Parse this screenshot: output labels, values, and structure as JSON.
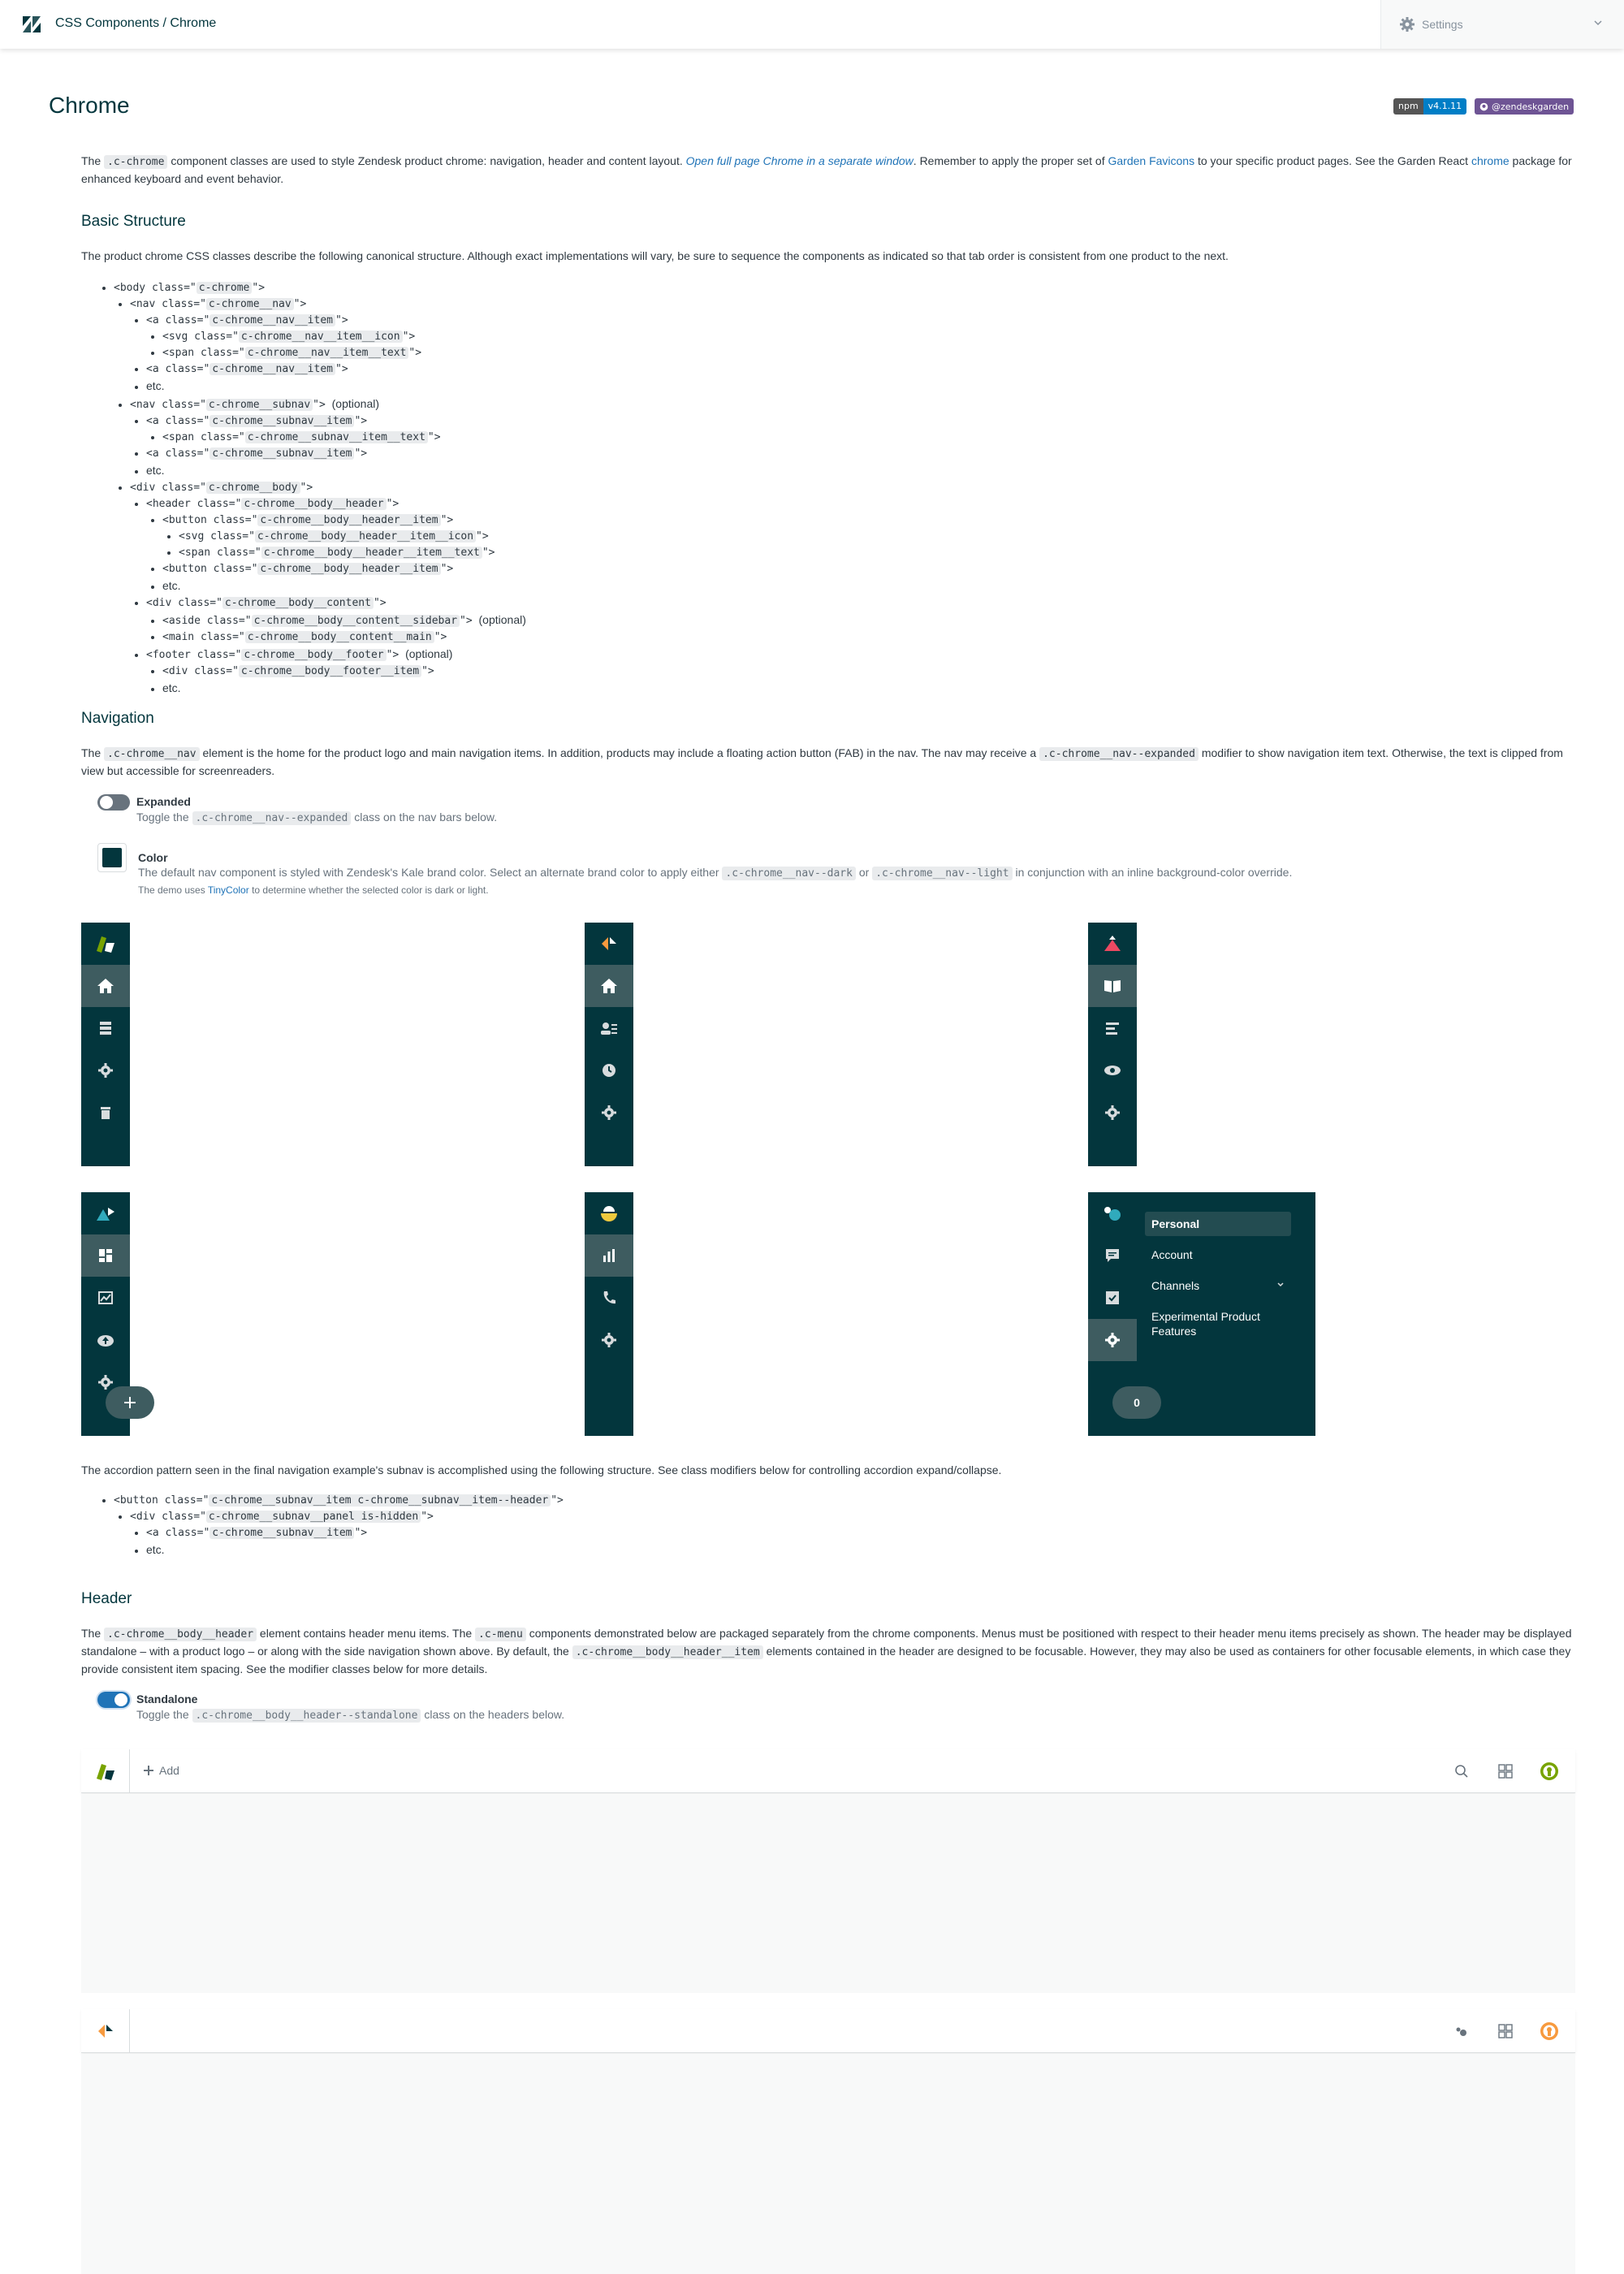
{
  "topbar": {
    "title": "CSS Components / Chrome",
    "settings_label": "Settings"
  },
  "page": {
    "title": "Chrome",
    "npm_label": "npm",
    "npm_version": "v4.1.11",
    "github_label": "@zendeskgarden"
  },
  "intro": {
    "t1": "The ",
    "code1": ".c-chrome",
    "t2": " component classes are used to style Zendesk product chrome: navigation, header and content layout. ",
    "link1": "Open full page Chrome in a separate window",
    "t3": ". Remember to apply the proper set of ",
    "link2": "Garden Favicons",
    "t4": " to your specific product pages. See the Garden React ",
    "link3": "chrome",
    "t5": " package for enhanced keyboard and event behavior."
  },
  "basic": {
    "heading": "Basic Structure",
    "text": "The product chrome CSS classes describe the following canonical structure. Although exact implementations will vary, be sure to sequence the components as indicated so that tab order is consistent from one product to the next."
  },
  "tree": {
    "optional": "(optional)",
    "etc": "etc.",
    "body_class": "c-chrome",
    "nav_class": "c-chrome__nav",
    "nav_item": "c-chrome__nav__item",
    "nav_item_icon": "c-chrome__nav__item__icon",
    "nav_item_text": "c-chrome__nav__item__text",
    "subnav": "c-chrome__subnav",
    "subnav_item": "c-chrome__subnav__item",
    "subnav_item_text": "c-chrome__subnav__item__text",
    "body": "c-chrome__body",
    "body_header": "c-chrome__body__header",
    "body_header_item": "c-chrome__body__header__item",
    "body_header_item_icon": "c-chrome__body__header__item__icon",
    "body_header_item_text": "c-chrome__body__header__item__text",
    "body_content": "c-chrome__body__content",
    "body_content_sidebar": "c-chrome__body__content__sidebar",
    "body_content_main": "c-chrome__body__content__main",
    "body_footer": "c-chrome__body__footer",
    "body_footer_item": "c-chrome__body__footer__item"
  },
  "navigation": {
    "heading": "Navigation",
    "t1": "The ",
    "code1": ".c-chrome__nav",
    "t2": " element is the home for the product logo and main navigation items. In addition, products may include a floating action button (FAB) in the nav. The nav may receive a ",
    "code2": ".c-chrome__nav--expanded",
    "t3": " modifier to show navigation item text. Otherwise, the text is clipped from view but accessible for screenreaders.",
    "expanded_label": "Expanded",
    "expanded_hint_1": "Toggle the ",
    "expanded_hint_code": ".c-chrome__nav--expanded",
    "expanded_hint_2": " class on the nav bars below.",
    "color_label": "Color",
    "color_hint_1": "The default nav component is styled with Zendesk's Kale brand color. Select an alternate brand color to apply either ",
    "color_code_dark": ".c-chrome__nav--dark",
    "color_hint_or": " or ",
    "color_code_light": ".c-chrome__nav--light",
    "color_hint_2": " in conjunction with an inline background-color override.",
    "color_small_1": "The demo uses ",
    "color_small_link": "TinyColor",
    "color_small_2": " to determine whether the selected color is dark or light.",
    "nav_color": "#03363d",
    "nav_current_color": "#3e5c60"
  },
  "subnav": {
    "items": [
      "Personal",
      "Account",
      "Channels",
      "Experimental Product Features"
    ],
    "fab_count": "0"
  },
  "accordion": {
    "text": "The accordion pattern seen in the final navigation example's subnav is accomplished using the following structure. See class modifiers below for controlling accordion expand/collapse.",
    "button_class": "c-chrome__subnav__item c-chrome__subnav__item--header",
    "panel_class": "c-chrome__subnav__panel is-hidden",
    "item_class": "c-chrome__subnav__item",
    "etc": "etc."
  },
  "header": {
    "heading": "Header",
    "t1": "The ",
    "code1": ".c-chrome__body__header",
    "t2": " element contains header menu items. The ",
    "code2": ".c-menu",
    "t3": " components demonstrated below are packaged separately from the chrome components. Menus must be positioned with respect to their header menu items precisely as shown. The header may be displayed standalone – with a product logo – or along with the side navigation shown above. By default, the ",
    "code3": ".c-chrome__body__header__item",
    "t4": " elements contained in the header are designed to be focusable. However, they may also be used as containers for other focusable elements, in which case they provide consistent item spacing. See the modifier classes below for more details.",
    "standalone_label": "Standalone",
    "standalone_hint_1": "Toggle the ",
    "standalone_hint_code": ".c-chrome__body__header--standalone",
    "standalone_hint_2": " class on the headers below.",
    "add_label": "Add"
  }
}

WHAT THE TASK REQUIRES => Search the lines for "from". Copy each line that has it.

EXERCISE ANSWER =>
    "text": "The product chrome CSS classes describe the following canonical structure. Although exact implementations will vary, be sure to sequence the components as indicated so that tab order is consistent from one product to the next."
    "t3": " modifier to show navigation item text. Otherwise, the text is clipped from view but accessible for screenreaders.",
    "t3": " components demonstrated below are packaged separately from the chrome components. Menus must be positioned with respect to their header menu items precisely as shown. The header may be displayed standalone – with a product logo – or along with the side navigation shown above. By default, the ",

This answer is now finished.